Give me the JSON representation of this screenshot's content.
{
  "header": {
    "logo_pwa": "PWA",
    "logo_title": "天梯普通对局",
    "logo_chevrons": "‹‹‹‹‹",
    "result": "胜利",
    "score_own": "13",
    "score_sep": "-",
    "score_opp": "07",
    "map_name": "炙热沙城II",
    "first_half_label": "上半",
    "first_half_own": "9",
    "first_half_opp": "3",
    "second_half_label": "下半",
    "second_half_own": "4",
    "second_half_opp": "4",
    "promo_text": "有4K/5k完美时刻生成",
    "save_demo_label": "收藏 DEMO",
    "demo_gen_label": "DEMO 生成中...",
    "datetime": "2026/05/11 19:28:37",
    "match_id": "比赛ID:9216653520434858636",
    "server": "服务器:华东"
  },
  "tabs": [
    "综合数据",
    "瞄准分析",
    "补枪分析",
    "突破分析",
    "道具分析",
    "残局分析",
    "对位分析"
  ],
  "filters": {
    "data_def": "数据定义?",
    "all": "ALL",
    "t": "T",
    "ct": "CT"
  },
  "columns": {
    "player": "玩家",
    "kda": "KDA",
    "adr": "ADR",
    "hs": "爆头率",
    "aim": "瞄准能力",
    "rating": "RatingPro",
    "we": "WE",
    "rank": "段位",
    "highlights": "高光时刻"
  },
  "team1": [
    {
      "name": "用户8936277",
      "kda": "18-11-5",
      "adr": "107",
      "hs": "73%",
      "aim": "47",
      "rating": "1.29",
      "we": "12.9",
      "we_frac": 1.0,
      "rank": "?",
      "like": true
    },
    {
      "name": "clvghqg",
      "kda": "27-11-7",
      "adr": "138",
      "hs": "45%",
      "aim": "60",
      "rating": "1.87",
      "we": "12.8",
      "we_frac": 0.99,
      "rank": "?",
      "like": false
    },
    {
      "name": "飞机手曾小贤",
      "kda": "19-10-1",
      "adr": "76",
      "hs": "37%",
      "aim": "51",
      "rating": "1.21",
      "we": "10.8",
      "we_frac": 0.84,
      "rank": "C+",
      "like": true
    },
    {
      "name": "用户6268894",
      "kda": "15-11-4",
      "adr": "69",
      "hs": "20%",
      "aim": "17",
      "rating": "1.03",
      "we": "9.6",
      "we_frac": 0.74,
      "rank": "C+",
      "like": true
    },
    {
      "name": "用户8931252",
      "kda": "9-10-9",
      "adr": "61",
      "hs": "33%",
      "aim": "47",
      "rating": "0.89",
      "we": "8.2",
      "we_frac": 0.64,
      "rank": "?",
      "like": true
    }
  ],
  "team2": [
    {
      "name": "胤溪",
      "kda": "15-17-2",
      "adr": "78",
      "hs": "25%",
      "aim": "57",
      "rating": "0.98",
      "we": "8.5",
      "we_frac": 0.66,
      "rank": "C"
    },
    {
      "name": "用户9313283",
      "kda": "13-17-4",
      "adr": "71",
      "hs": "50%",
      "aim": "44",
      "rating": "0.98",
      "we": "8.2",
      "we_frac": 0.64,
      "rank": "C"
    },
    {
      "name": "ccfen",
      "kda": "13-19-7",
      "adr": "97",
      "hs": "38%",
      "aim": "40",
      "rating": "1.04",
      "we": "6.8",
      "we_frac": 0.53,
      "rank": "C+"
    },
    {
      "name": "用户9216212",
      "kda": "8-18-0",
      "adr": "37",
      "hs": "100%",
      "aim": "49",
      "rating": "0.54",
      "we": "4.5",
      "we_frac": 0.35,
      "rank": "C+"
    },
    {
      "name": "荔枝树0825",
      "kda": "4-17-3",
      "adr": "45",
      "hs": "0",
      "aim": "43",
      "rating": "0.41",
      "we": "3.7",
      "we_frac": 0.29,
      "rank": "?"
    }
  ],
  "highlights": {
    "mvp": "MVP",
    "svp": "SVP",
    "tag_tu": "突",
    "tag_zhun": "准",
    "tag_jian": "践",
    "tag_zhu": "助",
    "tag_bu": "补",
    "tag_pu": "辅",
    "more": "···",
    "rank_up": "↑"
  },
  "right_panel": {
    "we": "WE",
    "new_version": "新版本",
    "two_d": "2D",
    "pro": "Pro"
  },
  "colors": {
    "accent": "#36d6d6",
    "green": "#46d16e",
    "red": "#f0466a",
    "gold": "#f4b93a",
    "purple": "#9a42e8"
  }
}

▶ **Goal**
Retype every record above exactly as it appears.

▶ **Solution**
Give me the JSON representation of this screenshot's content.
{
  "header": {
    "logo_pwa": "PWA",
    "logo_title": "天梯普通对局",
    "logo_chevrons": "‹‹‹‹‹",
    "result": "胜利",
    "score_own": "13",
    "score_sep": "-",
    "score_opp": "07",
    "map_name": "炙热沙城II",
    "first_half_label": "上半",
    "first_half_own": "9",
    "first_half_opp": "3",
    "second_half_label": "下半",
    "second_half_own": "4",
    "second_half_opp": "4",
    "promo_text": "有4K/5k完美时刻生成",
    "save_demo_label": "收藏 DEMO",
    "demo_gen_label": "DEMO 生成中...",
    "datetime": "2026/05/11 19:28:37",
    "match_id": "比赛ID:9216653520434858636",
    "server": "服务器:华东"
  },
  "tabs": [
    "综合数据",
    "瞄准分析",
    "补枪分析",
    "突破分析",
    "道具分析",
    "残局分析",
    "对位分析"
  ],
  "filters": {
    "data_def": "数据定义?",
    "all": "ALL",
    "t": "T",
    "ct": "CT"
  },
  "columns": {
    "player": "玩家",
    "kda": "KDA",
    "adr": "ADR",
    "hs": "爆头率",
    "aim": "瞄准能力",
    "rating": "RatingPro",
    "we": "WE",
    "rank": "段位",
    "highlights": "高光时刻"
  },
  "team1": [
    {
      "name": "用户8936277",
      "kda": "18-11-5",
      "adr": "107",
      "hs": "73%",
      "aim": "47",
      "rating": "1.29",
      "we": "12.9",
      "we_frac": 1.0,
      "rank": "?",
      "like": true
    },
    {
      "name": "clvghqg",
      "kda": "27-11-7",
      "adr": "138",
      "hs": "45%",
      "aim": "60",
      "rating": "1.87",
      "we": "12.8",
      "we_frac": 0.99,
      "rank": "?",
      "like": false
    },
    {
      "name": "飞机手曾小贤",
      "kda": "19-10-1",
      "adr": "76",
      "hs": "37%",
      "aim": "51",
      "rating": "1.21",
      "we": "10.8",
      "we_frac": 0.84,
      "rank": "C+",
      "like": true
    },
    {
      "name": "用户6268894",
      "kda": "15-11-4",
      "adr": "69",
      "hs": "20%",
      "aim": "17",
      "rating": "1.03",
      "we": "9.6",
      "we_frac": 0.74,
      "rank": "C+",
      "like": true
    },
    {
      "name": "用户8931252",
      "kda": "9-10-9",
      "adr": "61",
      "hs": "33%",
      "aim": "47",
      "rating": "0.89",
      "we": "8.2",
      "we_frac": 0.64,
      "rank": "?",
      "like": true
    }
  ],
  "team2": [
    {
      "name": "胤溪",
      "kda": "15-17-2",
      "adr": "78",
      "hs": "25%",
      "aim": "57",
      "rating": "0.98",
      "we": "8.5",
      "we_frac": 0.66,
      "rank": "C"
    },
    {
      "name": "用户9313283",
      "kda": "13-17-4",
      "adr": "71",
      "hs": "50%",
      "aim": "44",
      "rating": "0.98",
      "we": "8.2",
      "we_frac": 0.64,
      "rank": "C"
    },
    {
      "name": "ccfen",
      "kda": "13-19-7",
      "adr": "97",
      "hs": "38%",
      "aim": "40",
      "rating": "1.04",
      "we": "6.8",
      "we_frac": 0.53,
      "rank": "C+"
    },
    {
      "name": "用户9216212",
      "kda": "8-18-0",
      "adr": "37",
      "hs": "100%",
      "aim": "49",
      "rating": "0.54",
      "we": "4.5",
      "we_frac": 0.35,
      "rank": "C+"
    },
    {
      "name": "荔枝树0825",
      "kda": "4-17-3",
      "adr": "45",
      "hs": "0",
      "aim": "43",
      "rating": "0.41",
      "we": "3.7",
      "we_frac": 0.29,
      "rank": "?"
    }
  ],
  "highlights": {
    "mvp": "MVP",
    "svp": "SVP",
    "tag_tu": "突",
    "tag_zhun": "准",
    "tag_jian": "践",
    "tag_zhu": "助",
    "tag_bu": "补",
    "tag_pu": "辅",
    "more": "···",
    "rank_up": "↑"
  },
  "right_panel": {
    "we": "WE",
    "new_version": "新版本",
    "two_d": "2D",
    "pro": "Pro"
  },
  "colors": {
    "accent": "#36d6d6",
    "green": "#46d16e",
    "red": "#f0466a",
    "gold": "#f4b93a",
    "purple": "#9a42e8"
  }
}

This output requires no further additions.